▶ MATERIAL FOR THIS EXERCISE:
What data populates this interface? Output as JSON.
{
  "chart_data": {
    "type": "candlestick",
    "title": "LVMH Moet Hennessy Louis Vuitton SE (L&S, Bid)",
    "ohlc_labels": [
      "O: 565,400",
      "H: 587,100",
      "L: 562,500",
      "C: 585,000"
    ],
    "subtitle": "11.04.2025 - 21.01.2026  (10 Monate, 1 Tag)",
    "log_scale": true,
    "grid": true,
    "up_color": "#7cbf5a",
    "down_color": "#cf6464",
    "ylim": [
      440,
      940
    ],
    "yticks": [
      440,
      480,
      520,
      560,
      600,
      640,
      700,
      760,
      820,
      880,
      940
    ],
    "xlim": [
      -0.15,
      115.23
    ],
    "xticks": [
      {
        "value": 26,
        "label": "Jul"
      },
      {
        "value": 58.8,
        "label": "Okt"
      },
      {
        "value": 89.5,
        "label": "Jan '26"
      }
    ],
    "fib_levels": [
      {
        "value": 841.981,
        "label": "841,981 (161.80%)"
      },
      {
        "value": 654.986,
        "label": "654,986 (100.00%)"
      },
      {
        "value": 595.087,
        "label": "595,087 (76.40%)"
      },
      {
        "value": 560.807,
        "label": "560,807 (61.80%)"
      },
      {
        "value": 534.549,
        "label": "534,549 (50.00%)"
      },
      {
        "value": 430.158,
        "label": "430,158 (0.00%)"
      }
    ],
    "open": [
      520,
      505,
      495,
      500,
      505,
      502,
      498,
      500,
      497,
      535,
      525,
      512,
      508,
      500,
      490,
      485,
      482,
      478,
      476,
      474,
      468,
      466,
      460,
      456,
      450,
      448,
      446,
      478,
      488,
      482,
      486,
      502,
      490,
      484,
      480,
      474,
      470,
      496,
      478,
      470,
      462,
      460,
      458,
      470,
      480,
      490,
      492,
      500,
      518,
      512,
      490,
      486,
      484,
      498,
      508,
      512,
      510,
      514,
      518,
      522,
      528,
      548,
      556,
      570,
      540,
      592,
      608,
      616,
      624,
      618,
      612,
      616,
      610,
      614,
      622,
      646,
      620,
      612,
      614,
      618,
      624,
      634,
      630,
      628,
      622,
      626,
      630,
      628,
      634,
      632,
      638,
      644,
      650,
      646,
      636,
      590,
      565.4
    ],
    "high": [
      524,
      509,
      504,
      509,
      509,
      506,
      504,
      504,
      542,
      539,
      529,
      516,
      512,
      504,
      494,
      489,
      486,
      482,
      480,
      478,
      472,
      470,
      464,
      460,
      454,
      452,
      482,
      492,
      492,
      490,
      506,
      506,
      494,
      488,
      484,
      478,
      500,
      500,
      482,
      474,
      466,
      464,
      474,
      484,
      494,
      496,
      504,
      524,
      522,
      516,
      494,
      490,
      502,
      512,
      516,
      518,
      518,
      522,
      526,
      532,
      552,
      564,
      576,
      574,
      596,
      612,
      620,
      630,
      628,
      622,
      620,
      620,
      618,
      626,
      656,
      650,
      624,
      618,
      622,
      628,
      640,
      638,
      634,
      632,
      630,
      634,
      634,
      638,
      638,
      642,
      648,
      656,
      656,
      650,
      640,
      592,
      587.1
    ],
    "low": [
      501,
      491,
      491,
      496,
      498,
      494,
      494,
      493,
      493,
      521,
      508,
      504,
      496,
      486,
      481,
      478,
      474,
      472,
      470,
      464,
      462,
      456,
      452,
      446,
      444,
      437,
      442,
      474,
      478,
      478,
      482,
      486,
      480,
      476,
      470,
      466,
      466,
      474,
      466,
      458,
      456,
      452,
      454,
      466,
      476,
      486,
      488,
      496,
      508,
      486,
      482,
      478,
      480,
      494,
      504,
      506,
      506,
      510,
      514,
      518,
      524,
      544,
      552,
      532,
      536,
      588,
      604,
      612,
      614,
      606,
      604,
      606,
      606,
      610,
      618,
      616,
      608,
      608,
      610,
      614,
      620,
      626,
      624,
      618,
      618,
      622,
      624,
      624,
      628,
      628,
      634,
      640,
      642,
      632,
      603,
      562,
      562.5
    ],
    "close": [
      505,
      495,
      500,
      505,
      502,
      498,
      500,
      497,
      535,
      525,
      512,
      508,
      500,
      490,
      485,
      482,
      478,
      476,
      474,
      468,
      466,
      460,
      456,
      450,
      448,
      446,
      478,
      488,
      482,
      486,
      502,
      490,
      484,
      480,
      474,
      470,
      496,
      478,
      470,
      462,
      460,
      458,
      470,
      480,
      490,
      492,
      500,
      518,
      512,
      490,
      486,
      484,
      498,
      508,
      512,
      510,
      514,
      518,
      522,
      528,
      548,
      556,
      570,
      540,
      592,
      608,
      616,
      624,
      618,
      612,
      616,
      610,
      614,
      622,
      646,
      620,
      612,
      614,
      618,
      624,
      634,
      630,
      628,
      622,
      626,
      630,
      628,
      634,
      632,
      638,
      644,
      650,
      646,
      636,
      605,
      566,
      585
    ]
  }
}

▶ WHAT YOU NEED TO DO:
All the entries above need to be reproduced exactly.

▶ WRITTEN RESPONSE:
What data populates this interface? Output as JSON.
{
  "chart_data": {
    "type": "candlestick",
    "title": "LVMH Moet Hennessy Louis Vuitton SE (L&S, Bid)",
    "ohlc_labels": [
      "O: 565,400",
      "H: 587,100",
      "L: 562,500",
      "C: 585,000"
    ],
    "subtitle": "11.04.2025 - 21.01.2026  (10 Monate, 1 Tag)",
    "log_scale": true,
    "grid": true,
    "up_color": "#7cbf5a",
    "down_color": "#cf6464",
    "ylim": [
      440,
      940
    ],
    "yticks": [
      440,
      480,
      520,
      560,
      600,
      640,
      700,
      760,
      820,
      880,
      940
    ],
    "xlim": [
      -0.15,
      115.23
    ],
    "xticks": [
      {
        "value": 26,
        "label": "Jul"
      },
      {
        "value": 58.8,
        "label": "Okt"
      },
      {
        "value": 89.5,
        "label": "Jan '26"
      }
    ],
    "fib_levels": [
      {
        "value": 841.981,
        "label": "841,981 (161.80%)"
      },
      {
        "value": 654.986,
        "label": "654,986 (100.00%)"
      },
      {
        "value": 595.087,
        "label": "595,087 (76.40%)"
      },
      {
        "value": 560.807,
        "label": "560,807 (61.80%)"
      },
      {
        "value": 534.549,
        "label": "534,549 (50.00%)"
      },
      {
        "value": 430.158,
        "label": "430,158 (0.00%)"
      }
    ],
    "open": [
      520,
      505,
      495,
      500,
      505,
      502,
      498,
      500,
      497,
      535,
      525,
      512,
      508,
      500,
      490,
      485,
      482,
      478,
      476,
      474,
      468,
      466,
      460,
      456,
      450,
      448,
      446,
      478,
      488,
      482,
      486,
      502,
      490,
      484,
      480,
      474,
      470,
      496,
      478,
      470,
      462,
      460,
      458,
      470,
      480,
      490,
      492,
      500,
      518,
      512,
      490,
      486,
      484,
      498,
      508,
      512,
      510,
      514,
      518,
      522,
      528,
      548,
      556,
      570,
      540,
      592,
      608,
      616,
      624,
      618,
      612,
      616,
      610,
      614,
      622,
      646,
      620,
      612,
      614,
      618,
      624,
      634,
      630,
      628,
      622,
      626,
      630,
      628,
      634,
      632,
      638,
      644,
      650,
      646,
      636,
      590,
      565.4
    ],
    "high": [
      524,
      509,
      504,
      509,
      509,
      506,
      504,
      504,
      542,
      539,
      529,
      516,
      512,
      504,
      494,
      489,
      486,
      482,
      480,
      478,
      472,
      470,
      464,
      460,
      454,
      452,
      482,
      492,
      492,
      490,
      506,
      506,
      494,
      488,
      484,
      478,
      500,
      500,
      482,
      474,
      466,
      464,
      474,
      484,
      494,
      496,
      504,
      524,
      522,
      516,
      494,
      490,
      502,
      512,
      516,
      518,
      518,
      522,
      526,
      532,
      552,
      564,
      576,
      574,
      596,
      612,
      620,
      630,
      628,
      622,
      620,
      620,
      618,
      626,
      656,
      650,
      624,
      618,
      622,
      628,
      640,
      638,
      634,
      632,
      630,
      634,
      634,
      638,
      638,
      642,
      648,
      656,
      656,
      650,
      640,
      592,
      587.1
    ],
    "low": [
      501,
      491,
      491,
      496,
      498,
      494,
      494,
      493,
      493,
      521,
      508,
      504,
      496,
      486,
      481,
      478,
      474,
      472,
      470,
      464,
      462,
      456,
      452,
      446,
      444,
      437,
      442,
      474,
      478,
      478,
      482,
      486,
      480,
      476,
      470,
      466,
      466,
      474,
      466,
      458,
      456,
      452,
      454,
      466,
      476,
      486,
      488,
      496,
      508,
      486,
      482,
      478,
      480,
      494,
      504,
      506,
      506,
      510,
      514,
      518,
      524,
      544,
      552,
      532,
      536,
      588,
      604,
      612,
      614,
      606,
      604,
      606,
      606,
      610,
      618,
      616,
      608,
      608,
      610,
      614,
      620,
      626,
      624,
      618,
      618,
      622,
      624,
      624,
      628,
      628,
      634,
      640,
      642,
      632,
      603,
      562,
      562.5
    ],
    "close": [
      505,
      495,
      500,
      505,
      502,
      498,
      500,
      497,
      535,
      525,
      512,
      508,
      500,
      490,
      485,
      482,
      478,
      476,
      474,
      468,
      466,
      460,
      456,
      450,
      448,
      446,
      478,
      488,
      482,
      486,
      502,
      490,
      484,
      480,
      474,
      470,
      496,
      478,
      470,
      462,
      460,
      458,
      470,
      480,
      490,
      492,
      500,
      518,
      512,
      490,
      486,
      484,
      498,
      508,
      512,
      510,
      514,
      518,
      522,
      528,
      548,
      556,
      570,
      540,
      592,
      608,
      616,
      624,
      618,
      612,
      616,
      610,
      614,
      622,
      646,
      620,
      612,
      614,
      618,
      624,
      634,
      630,
      628,
      622,
      626,
      630,
      628,
      634,
      632,
      638,
      644,
      650,
      646,
      636,
      605,
      566,
      585
    ]
  }
}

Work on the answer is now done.